[BEGIN Task inputs]
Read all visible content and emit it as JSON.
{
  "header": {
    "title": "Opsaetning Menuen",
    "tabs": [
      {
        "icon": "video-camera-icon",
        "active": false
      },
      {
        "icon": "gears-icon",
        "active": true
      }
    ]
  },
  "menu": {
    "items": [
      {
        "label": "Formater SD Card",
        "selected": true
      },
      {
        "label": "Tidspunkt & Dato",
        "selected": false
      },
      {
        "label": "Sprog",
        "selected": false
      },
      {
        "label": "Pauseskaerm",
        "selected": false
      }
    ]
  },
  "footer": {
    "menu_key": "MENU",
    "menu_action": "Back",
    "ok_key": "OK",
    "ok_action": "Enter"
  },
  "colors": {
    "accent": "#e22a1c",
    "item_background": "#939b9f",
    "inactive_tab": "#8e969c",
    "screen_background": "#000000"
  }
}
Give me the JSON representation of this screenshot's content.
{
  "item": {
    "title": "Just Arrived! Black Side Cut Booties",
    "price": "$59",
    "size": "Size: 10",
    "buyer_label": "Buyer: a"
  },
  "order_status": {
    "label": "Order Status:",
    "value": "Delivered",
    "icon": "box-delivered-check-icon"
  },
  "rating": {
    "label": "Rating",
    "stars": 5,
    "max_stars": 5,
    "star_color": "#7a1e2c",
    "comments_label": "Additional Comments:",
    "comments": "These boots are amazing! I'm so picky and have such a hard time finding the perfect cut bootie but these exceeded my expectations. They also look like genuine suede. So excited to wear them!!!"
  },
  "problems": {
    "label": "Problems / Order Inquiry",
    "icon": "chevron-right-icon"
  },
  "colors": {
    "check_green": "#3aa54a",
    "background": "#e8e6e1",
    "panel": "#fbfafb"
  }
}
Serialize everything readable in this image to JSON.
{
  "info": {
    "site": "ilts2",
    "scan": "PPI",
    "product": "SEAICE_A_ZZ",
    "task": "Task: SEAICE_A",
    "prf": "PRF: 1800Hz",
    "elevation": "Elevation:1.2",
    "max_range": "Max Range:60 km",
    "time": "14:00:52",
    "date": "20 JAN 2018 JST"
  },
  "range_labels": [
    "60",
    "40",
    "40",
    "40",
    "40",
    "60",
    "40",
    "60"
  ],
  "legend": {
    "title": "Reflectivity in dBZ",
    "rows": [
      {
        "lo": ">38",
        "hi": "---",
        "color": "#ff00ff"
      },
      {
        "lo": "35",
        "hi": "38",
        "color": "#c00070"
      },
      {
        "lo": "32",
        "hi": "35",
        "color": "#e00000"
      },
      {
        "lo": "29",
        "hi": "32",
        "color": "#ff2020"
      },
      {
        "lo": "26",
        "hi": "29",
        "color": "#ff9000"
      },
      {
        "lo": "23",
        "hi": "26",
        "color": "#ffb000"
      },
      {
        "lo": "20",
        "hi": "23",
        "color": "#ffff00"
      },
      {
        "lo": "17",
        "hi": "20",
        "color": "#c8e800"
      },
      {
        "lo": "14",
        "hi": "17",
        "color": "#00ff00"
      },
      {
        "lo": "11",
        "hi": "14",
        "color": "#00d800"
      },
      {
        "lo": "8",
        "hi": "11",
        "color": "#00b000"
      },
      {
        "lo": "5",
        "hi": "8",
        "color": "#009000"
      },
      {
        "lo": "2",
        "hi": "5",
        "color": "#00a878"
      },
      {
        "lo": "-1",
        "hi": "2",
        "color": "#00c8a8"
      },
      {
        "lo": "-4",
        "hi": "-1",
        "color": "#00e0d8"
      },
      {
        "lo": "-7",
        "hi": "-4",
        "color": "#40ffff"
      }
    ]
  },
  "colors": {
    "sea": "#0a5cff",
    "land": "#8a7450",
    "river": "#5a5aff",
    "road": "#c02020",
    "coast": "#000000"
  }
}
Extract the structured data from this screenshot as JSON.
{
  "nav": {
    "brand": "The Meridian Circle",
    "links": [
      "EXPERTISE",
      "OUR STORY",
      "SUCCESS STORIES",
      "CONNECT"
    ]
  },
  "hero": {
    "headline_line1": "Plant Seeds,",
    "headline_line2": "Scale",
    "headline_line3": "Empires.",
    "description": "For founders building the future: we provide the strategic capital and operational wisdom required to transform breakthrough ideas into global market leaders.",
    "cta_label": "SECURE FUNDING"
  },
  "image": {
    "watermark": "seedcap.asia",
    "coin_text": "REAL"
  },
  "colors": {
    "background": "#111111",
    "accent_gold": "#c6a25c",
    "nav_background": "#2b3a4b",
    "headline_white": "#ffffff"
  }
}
[END Task inputs]
▶ [Exercise]
In the listing above, find the lines holding the word "image" and copy them.

▶ [Output for this task]
Serialize everything readable in this image to JSON.
  "image": {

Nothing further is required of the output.